» **BRIEF**: Can you reproduce all the rows below verbatim, leaving out the pictures?

## begin DATA FOR THE TASK

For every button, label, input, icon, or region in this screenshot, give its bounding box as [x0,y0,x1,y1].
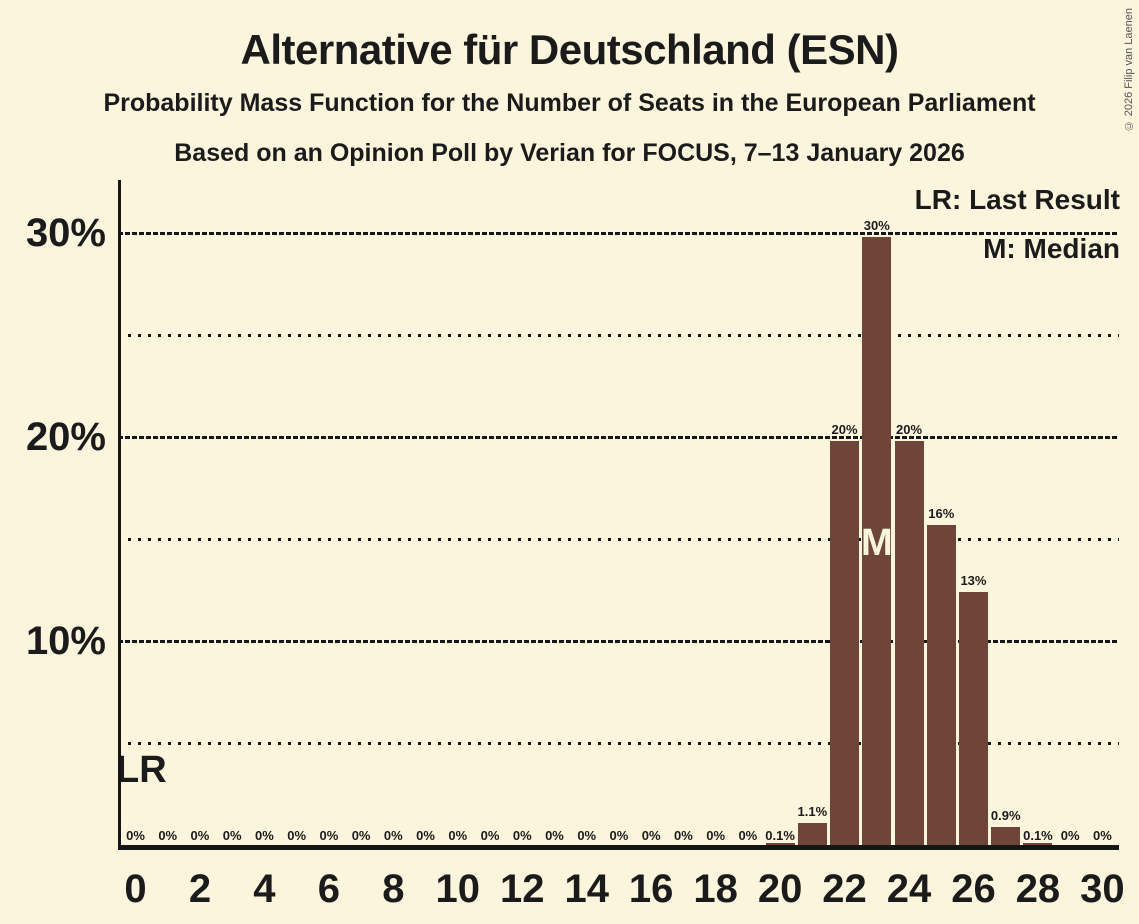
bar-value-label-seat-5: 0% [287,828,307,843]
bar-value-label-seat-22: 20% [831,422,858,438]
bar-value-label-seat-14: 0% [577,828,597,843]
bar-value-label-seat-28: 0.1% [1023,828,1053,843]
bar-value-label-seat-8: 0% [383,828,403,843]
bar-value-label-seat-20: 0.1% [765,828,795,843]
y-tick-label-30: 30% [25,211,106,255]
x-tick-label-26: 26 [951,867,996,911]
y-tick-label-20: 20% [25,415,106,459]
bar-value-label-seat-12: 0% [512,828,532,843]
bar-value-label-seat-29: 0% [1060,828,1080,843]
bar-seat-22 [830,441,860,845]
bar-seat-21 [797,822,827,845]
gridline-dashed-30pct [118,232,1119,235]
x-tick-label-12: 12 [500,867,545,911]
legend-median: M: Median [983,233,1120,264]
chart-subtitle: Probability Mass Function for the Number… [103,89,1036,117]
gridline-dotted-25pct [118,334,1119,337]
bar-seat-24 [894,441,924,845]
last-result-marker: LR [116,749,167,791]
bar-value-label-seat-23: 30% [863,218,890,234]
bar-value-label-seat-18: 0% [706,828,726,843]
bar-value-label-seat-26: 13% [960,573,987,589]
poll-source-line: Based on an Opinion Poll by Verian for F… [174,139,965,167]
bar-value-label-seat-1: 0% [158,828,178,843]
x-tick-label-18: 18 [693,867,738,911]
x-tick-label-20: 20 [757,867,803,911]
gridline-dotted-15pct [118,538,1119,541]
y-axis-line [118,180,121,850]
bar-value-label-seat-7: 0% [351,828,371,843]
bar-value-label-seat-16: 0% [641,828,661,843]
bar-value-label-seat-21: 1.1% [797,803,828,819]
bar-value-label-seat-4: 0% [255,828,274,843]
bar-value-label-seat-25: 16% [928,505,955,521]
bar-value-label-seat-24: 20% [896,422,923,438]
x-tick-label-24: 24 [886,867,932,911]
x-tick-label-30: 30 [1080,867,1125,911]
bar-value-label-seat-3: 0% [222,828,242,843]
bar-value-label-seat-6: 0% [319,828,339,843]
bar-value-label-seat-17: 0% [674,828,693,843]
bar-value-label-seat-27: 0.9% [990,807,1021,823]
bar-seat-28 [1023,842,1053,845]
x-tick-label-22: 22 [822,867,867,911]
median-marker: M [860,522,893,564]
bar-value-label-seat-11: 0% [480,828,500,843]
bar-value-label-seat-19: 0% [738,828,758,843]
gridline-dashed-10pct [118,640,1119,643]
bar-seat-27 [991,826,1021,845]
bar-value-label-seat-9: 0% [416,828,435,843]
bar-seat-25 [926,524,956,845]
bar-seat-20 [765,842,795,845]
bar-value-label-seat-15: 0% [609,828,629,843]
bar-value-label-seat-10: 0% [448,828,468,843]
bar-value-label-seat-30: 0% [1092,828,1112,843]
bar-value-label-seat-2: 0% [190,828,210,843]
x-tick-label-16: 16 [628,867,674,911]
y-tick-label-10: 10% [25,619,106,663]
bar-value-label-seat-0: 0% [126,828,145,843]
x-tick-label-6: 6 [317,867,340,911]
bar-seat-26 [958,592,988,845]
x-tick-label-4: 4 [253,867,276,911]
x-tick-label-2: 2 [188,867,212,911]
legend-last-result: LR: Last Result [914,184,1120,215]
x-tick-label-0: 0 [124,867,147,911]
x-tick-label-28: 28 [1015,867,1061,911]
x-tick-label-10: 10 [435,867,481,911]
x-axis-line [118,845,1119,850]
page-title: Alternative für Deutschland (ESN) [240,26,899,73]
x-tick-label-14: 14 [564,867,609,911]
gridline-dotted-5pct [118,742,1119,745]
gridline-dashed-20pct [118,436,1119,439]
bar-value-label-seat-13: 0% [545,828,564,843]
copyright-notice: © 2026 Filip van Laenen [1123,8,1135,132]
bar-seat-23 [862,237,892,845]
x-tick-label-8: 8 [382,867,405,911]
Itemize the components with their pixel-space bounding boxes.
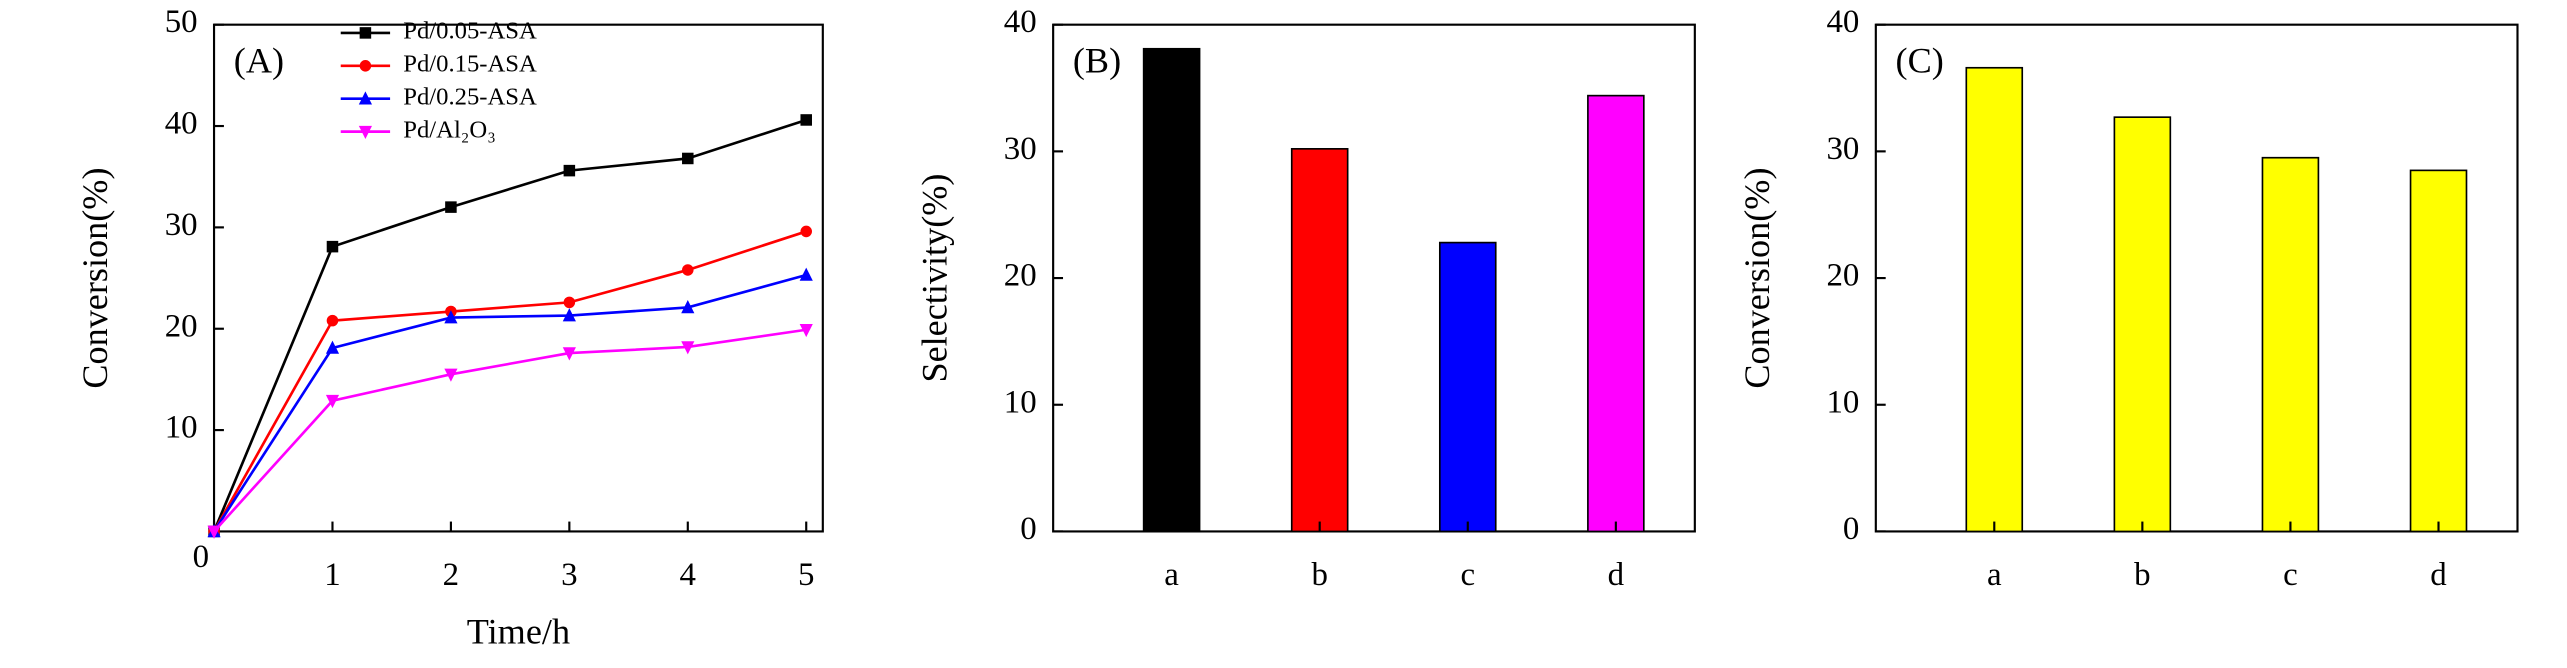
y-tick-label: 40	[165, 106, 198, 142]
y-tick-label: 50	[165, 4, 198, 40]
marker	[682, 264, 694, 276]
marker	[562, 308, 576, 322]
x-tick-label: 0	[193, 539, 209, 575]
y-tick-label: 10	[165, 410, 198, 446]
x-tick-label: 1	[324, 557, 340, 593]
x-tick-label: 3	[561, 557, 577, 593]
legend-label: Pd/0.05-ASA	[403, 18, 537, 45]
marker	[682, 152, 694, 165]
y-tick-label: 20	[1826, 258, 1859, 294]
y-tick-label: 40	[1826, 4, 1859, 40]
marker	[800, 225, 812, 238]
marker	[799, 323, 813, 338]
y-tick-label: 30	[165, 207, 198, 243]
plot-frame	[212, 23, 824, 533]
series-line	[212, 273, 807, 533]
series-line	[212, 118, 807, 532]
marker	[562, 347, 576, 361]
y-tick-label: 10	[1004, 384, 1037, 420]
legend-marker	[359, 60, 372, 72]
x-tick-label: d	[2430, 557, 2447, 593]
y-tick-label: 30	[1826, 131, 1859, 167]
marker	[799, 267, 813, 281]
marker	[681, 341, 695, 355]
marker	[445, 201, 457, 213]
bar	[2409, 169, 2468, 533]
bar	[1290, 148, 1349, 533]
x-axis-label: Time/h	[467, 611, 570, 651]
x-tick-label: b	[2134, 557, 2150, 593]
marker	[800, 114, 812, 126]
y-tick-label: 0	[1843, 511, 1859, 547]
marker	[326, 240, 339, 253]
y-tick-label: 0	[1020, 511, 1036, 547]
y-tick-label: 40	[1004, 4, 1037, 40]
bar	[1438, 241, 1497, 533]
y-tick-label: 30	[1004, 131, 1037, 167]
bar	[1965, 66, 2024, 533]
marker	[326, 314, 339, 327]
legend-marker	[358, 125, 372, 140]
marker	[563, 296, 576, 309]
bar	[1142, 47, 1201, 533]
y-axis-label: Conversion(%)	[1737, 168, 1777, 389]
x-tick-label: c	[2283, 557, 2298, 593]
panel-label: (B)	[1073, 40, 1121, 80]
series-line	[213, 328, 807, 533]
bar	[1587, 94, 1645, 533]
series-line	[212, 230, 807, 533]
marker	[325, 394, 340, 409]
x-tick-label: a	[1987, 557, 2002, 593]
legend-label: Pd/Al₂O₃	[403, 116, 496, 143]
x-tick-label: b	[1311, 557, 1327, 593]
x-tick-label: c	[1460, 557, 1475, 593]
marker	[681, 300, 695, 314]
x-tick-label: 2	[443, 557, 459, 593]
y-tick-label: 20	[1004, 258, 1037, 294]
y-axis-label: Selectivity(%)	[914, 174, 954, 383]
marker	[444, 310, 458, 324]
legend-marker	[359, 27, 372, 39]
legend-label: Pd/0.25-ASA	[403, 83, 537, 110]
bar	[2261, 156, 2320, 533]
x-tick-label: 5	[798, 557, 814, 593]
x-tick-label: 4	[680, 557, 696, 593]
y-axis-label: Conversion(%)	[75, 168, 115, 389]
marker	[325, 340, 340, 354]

## end DATA FOR THE TASK

» **PROBLEM SOLUTION**:
For every button, label, input, icon, or region in this screenshot, give its bounding box as [x0,y0,x1,y1].
bar-value-label-seat-5: 0% [287,828,307,843]
bar-value-label-seat-22: 20% [831,422,858,438]
bar-value-label-seat-14: 0% [577,828,597,843]
bar-value-label-seat-28: 0.1% [1023,828,1053,843]
bar-value-label-seat-8: 0% [383,828,403,843]
bar-value-label-seat-20: 0.1% [765,828,795,843]
y-tick-label-30: 30% [25,211,106,255]
x-tick-label-26: 26 [951,867,996,911]
y-tick-label-20: 20% [25,415,106,459]
bar-value-label-seat-12: 0% [512,828,532,843]
bar-value-label-seat-29: 0% [1060,828,1080,843]
bar-seat-22 [830,441,860,845]
bar-seat-21 [797,822,827,845]
gridline-dashed-30pct [118,232,1119,235]
x-tick-label-12: 12 [500,867,545,911]
legend-median: M: Median [983,233,1120,264]
chart-subtitle: Probability Mass Function for the Number… [103,89,1036,117]
gridline-dotted-25pct [118,334,1119,337]
bar-seat-24 [894,441,924,845]
last-result-marker: LR [116,749,167,791]
bar-value-label-seat-23: 30% [863,218,890,234]
bar-value-label-seat-18: 0% [706,828,726,843]
bar-value-label-seat-26: 13% [960,573,987,589]
poll-source-line: Based on an Opinion Poll by Verian for F… [174,139,965,167]
bar-value-label-seat-1: 0% [158,828,178,843]
x-tick-label-18: 18 [693,867,738,911]
x-tick-label-20: 20 [757,867,803,911]
gridline-dotted-15pct [118,538,1119,541]
y-axis-line [118,180,121,850]
bar-value-label-seat-7: 0% [351,828,371,843]
bar-value-label-seat-16: 0% [641,828,661,843]
bar-value-label-seat-21: 1.1% [797,803,828,819]
bar-value-label-seat-4: 0% [255,828,274,843]
bar-value-label-seat-25: 16% [928,505,955,521]
bar-value-label-seat-24: 20% [896,422,923,438]
x-tick-label-24: 24 [886,867,932,911]
x-tick-label-30: 30 [1080,867,1125,911]
bar-value-label-seat-3: 0% [222,828,242,843]
bar-value-label-seat-6: 0% [319,828,339,843]
bar-value-label-seat-17: 0% [674,828,693,843]
bar-value-label-seat-27: 0.9% [990,807,1021,823]
bar-seat-28 [1023,842,1053,845]
x-tick-label-22: 22 [822,867,867,911]
median-marker: M [860,522,893,564]
bar-value-label-seat-11: 0% [480,828,500,843]
bar-value-label-seat-19: 0% [738,828,758,843]
gridline-dashed-10pct [118,640,1119,643]
bar-seat-27 [991,826,1021,845]
bar-value-label-seat-9: 0% [416,828,435,843]
bar-seat-25 [926,524,956,845]
bar-seat-20 [765,842,795,845]
bar-value-label-seat-15: 0% [609,828,629,843]
bar-value-label-seat-10: 0% [448,828,468,843]
bar-value-label-seat-30: 0% [1092,828,1112,843]
bar-value-label-seat-2: 0% [190,828,210,843]
x-tick-label-16: 16 [628,867,674,911]
y-tick-label-10: 10% [25,619,106,663]
bar-value-label-seat-0: 0% [126,828,145,843]
x-tick-label-6: 6 [317,867,340,911]
bar-seat-26 [958,592,988,845]
x-tick-label-4: 4 [253,867,276,911]
x-tick-label-2: 2 [188,867,212,911]
legend-last-result: LR: Last Result [914,184,1120,215]
x-tick-label-0: 0 [124,867,147,911]
x-tick-label-28: 28 [1015,867,1061,911]
x-tick-label-10: 10 [435,867,481,911]
x-axis-line [118,845,1119,850]
page-title: Alternative für Deutschland (ESN) [240,26,899,73]
x-tick-label-14: 14 [564,867,609,911]
gridline-dotted-5pct [118,742,1119,745]
gridline-dashed-20pct [118,436,1119,439]
bar-value-label-seat-13: 0% [545,828,564,843]
copyright-notice: © 2026 Filip van Laenen [1123,8,1135,132]
bar-seat-23 [862,237,892,845]
x-tick-label-8: 8 [382,867,405,911]
Itemize the components with their pixel-space bounding boxes.
y-tick-label: 40	[165, 106, 198, 142]
y-tick-label: 50	[165, 4, 198, 40]
marker	[682, 264, 694, 276]
marker	[562, 308, 576, 322]
x-tick-label: 0	[193, 539, 209, 575]
y-tick-label: 10	[165, 410, 198, 446]
x-tick-label: 1	[324, 557, 340, 593]
x-tick-label: 3	[561, 557, 577, 593]
legend-label: Pd/0.05-ASA	[403, 18, 537, 45]
marker	[682, 152, 694, 165]
y-tick-label: 20	[1826, 258, 1859, 294]
y-tick-label: 40	[1826, 4, 1859, 40]
marker	[800, 225, 812, 238]
marker	[799, 323, 813, 338]
y-tick-label: 30	[165, 207, 198, 243]
plot-frame	[212, 23, 824, 533]
series-line	[212, 273, 807, 533]
series-line	[212, 118, 807, 532]
marker	[562, 347, 576, 361]
y-tick-label: 10	[1004, 384, 1037, 420]
legend-marker	[359, 60, 372, 72]
x-tick-label: d	[2430, 557, 2447, 593]
y-tick-label: 30	[1826, 131, 1859, 167]
marker	[799, 267, 813, 281]
marker	[681, 341, 695, 355]
marker	[445, 201, 457, 213]
bar	[2409, 169, 2468, 533]
bar	[1290, 148, 1349, 533]
x-axis-label: Time/h	[467, 611, 570, 651]
x-tick-label: b	[2134, 557, 2150, 593]
marker	[800, 114, 812, 126]
y-tick-label: 0	[1843, 511, 1859, 547]
marker	[326, 240, 339, 253]
y-tick-label: 0	[1020, 511, 1036, 547]
y-tick-label: 40	[1004, 4, 1037, 40]
bar	[1438, 241, 1497, 533]
y-tick-label: 30	[1004, 131, 1037, 167]
bar	[1965, 66, 2024, 533]
marker	[326, 314, 339, 327]
legend-marker	[358, 125, 372, 140]
marker	[563, 296, 576, 309]
bar	[1142, 47, 1201, 533]
y-axis-label: Conversion(%)	[1737, 168, 1777, 389]
x-tick-label: c	[2283, 557, 2298, 593]
panel-label: (B)	[1073, 40, 1121, 80]
series-line	[213, 328, 807, 533]
bar	[1587, 94, 1645, 533]
series-line	[212, 230, 807, 533]
marker	[325, 394, 340, 409]
x-tick-label: a	[1987, 557, 2002, 593]
legend-label: Pd/Al₂O₃	[403, 116, 496, 143]
x-tick-label: b	[1311, 557, 1327, 593]
x-tick-label: c	[1460, 557, 1475, 593]
marker	[681, 300, 695, 314]
x-tick-label: 2	[443, 557, 459, 593]
y-tick-label: 20	[1004, 258, 1037, 294]
y-axis-label: Selectivity(%)	[914, 174, 954, 383]
marker	[444, 310, 458, 324]
legend-marker	[359, 27, 372, 39]
legend-label: Pd/0.25-ASA	[403, 83, 537, 110]
bar	[2261, 156, 2320, 533]
x-tick-label: 5	[798, 557, 814, 593]
x-tick-label: 4	[680, 557, 696, 593]
y-axis-label: Conversion(%)	[75, 168, 115, 389]
marker	[325, 340, 340, 354]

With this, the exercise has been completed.